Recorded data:

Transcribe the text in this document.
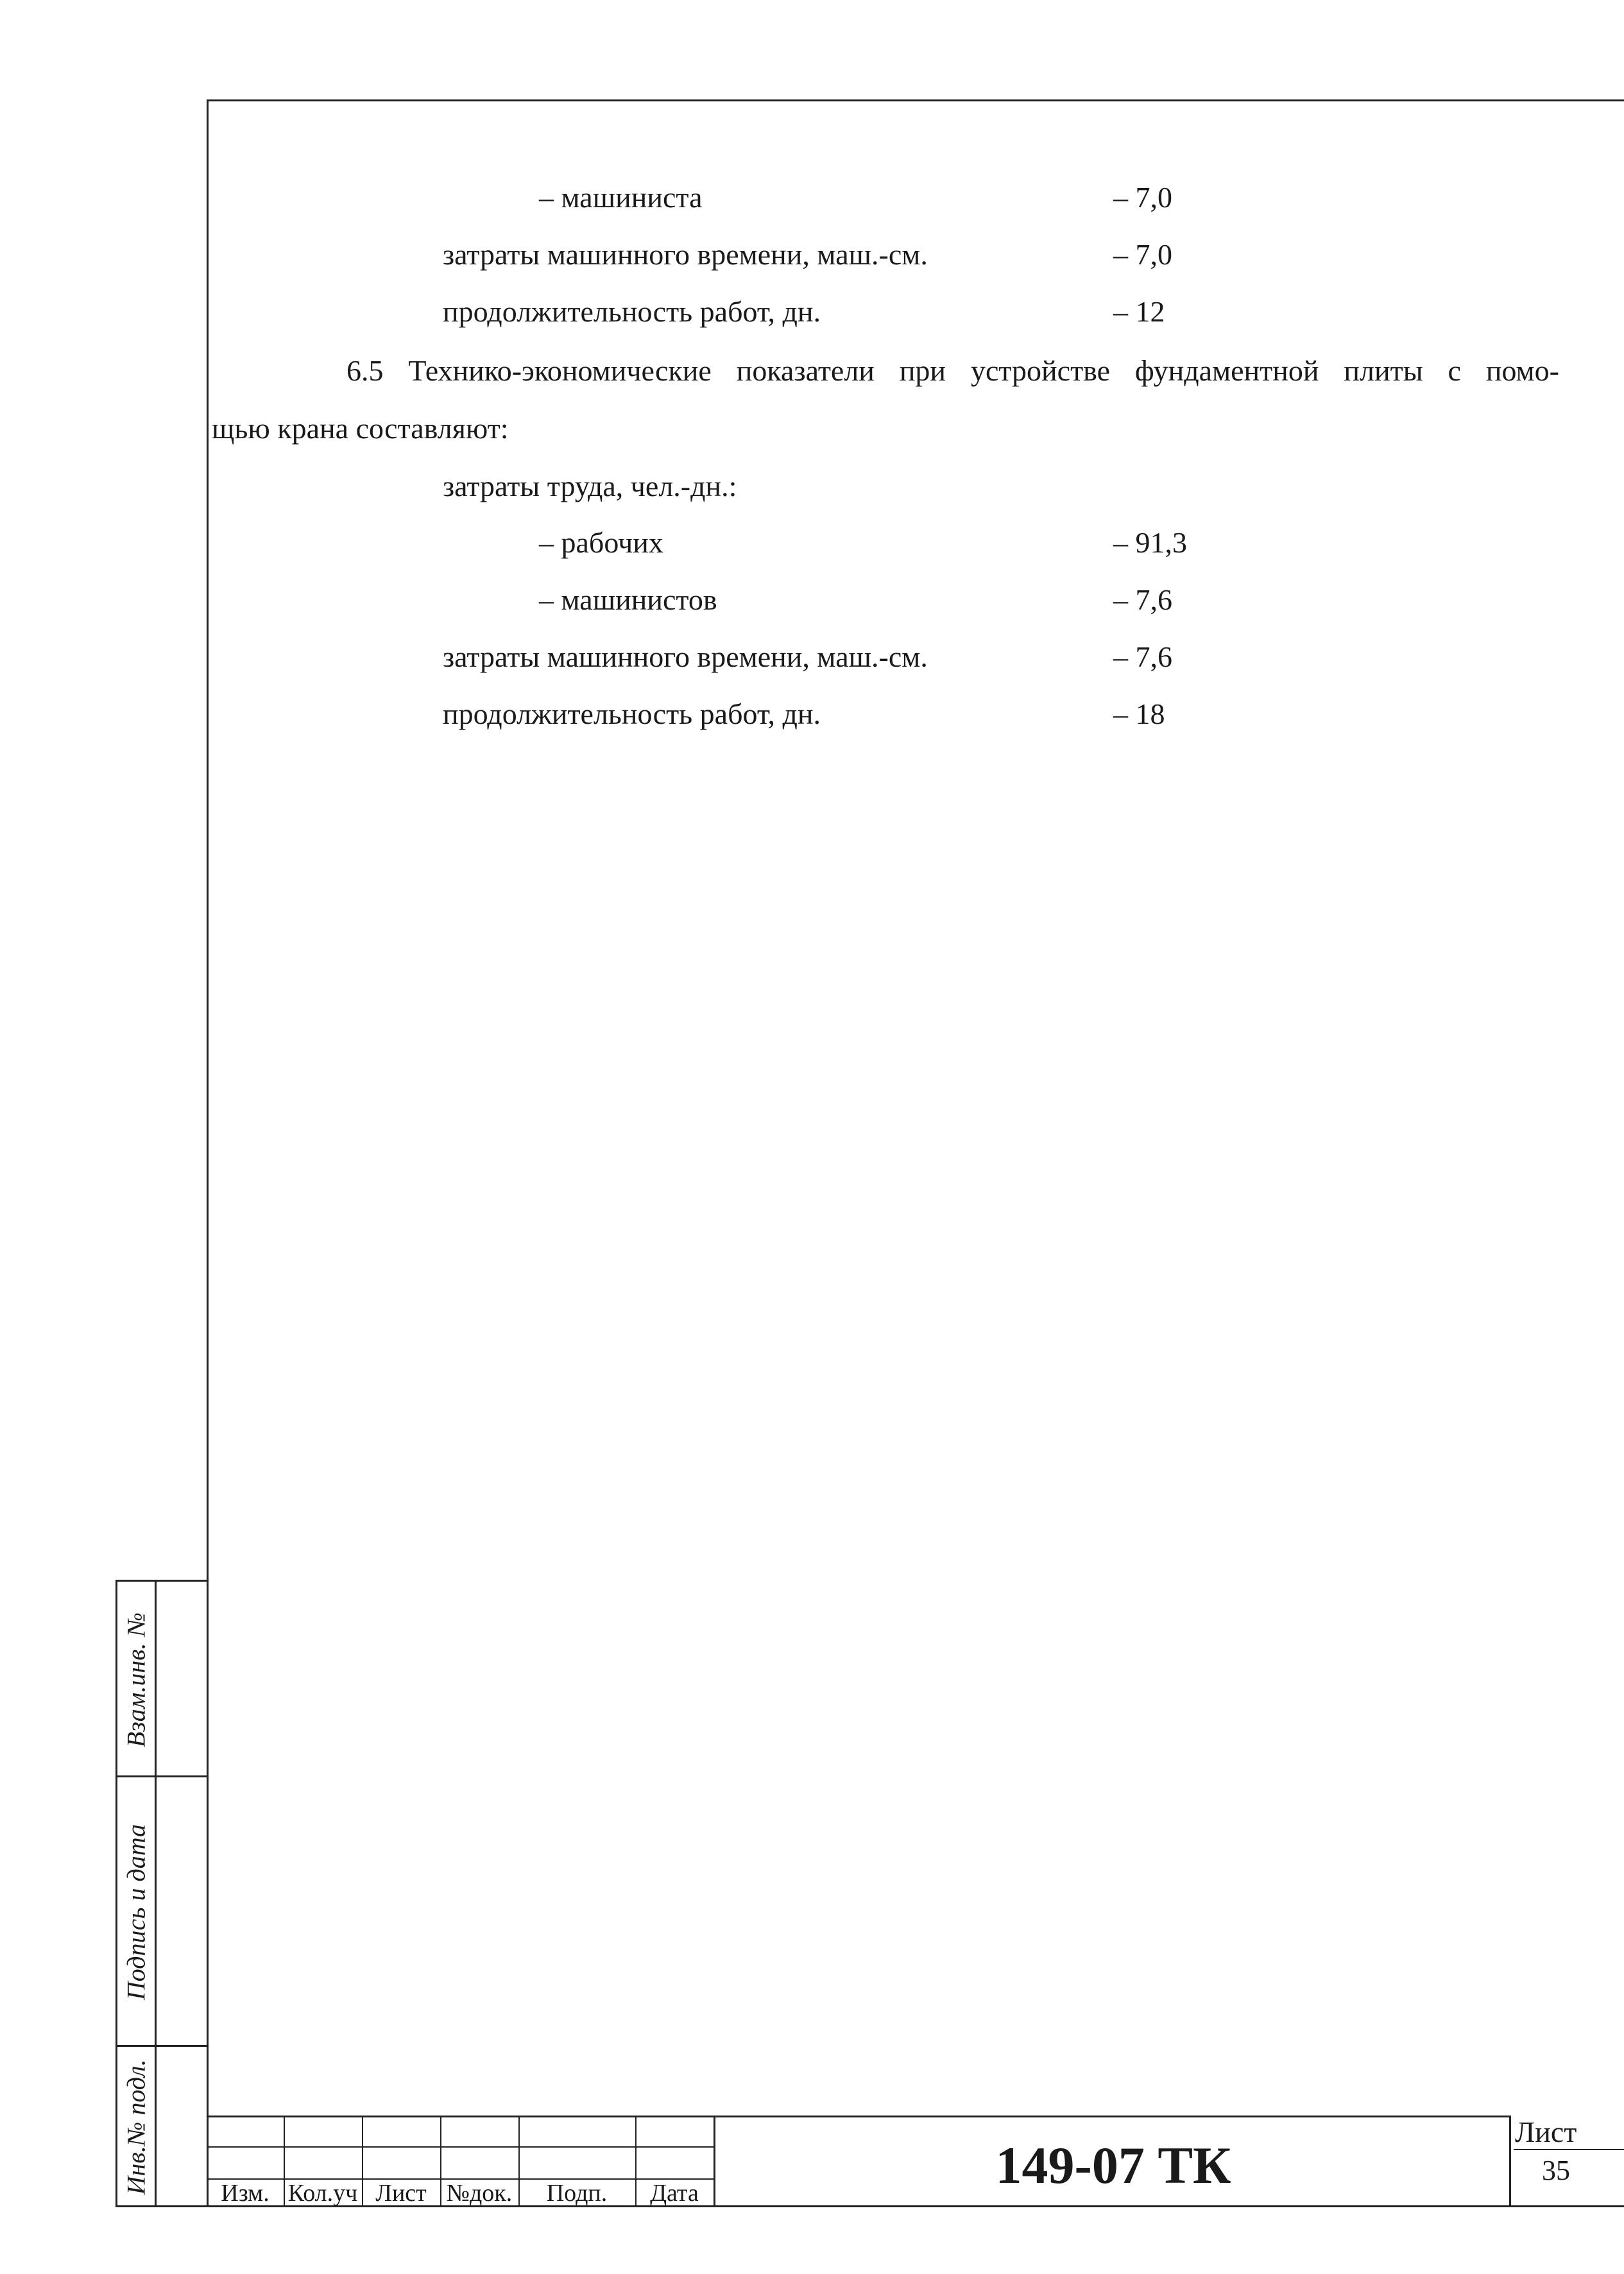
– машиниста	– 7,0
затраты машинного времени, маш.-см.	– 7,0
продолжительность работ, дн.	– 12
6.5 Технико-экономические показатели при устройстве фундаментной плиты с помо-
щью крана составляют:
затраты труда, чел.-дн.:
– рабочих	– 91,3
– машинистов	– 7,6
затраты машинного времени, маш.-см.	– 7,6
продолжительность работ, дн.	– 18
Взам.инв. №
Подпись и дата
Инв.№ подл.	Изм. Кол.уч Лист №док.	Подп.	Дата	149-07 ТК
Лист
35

- [Your instructions]: Repeat all the records above exactly, leaving out any pictures.

- [Written reply]:
Transcribe the text in this document.
– машиниста	– 7,0
затраты машинного времени, маш.-см.	– 7,0
продолжительность работ, дн.	– 12
6.5 Технико-экономические показатели при устройстве фундаментной плиты с помо-
щью крана составляют:
затраты труда, чел.-дн.:
– рабочих	– 91,3
– машинистов	– 7,6
затраты машинного времени, маш.-см.	– 7,6
продолжительность работ, дн.	– 18
Взам.инв. №
Подпись и дата
Инв.№ подл.	Изм. Кол.уч Лист №док.	Подп.	Дата	149-07 ТК
Лист
35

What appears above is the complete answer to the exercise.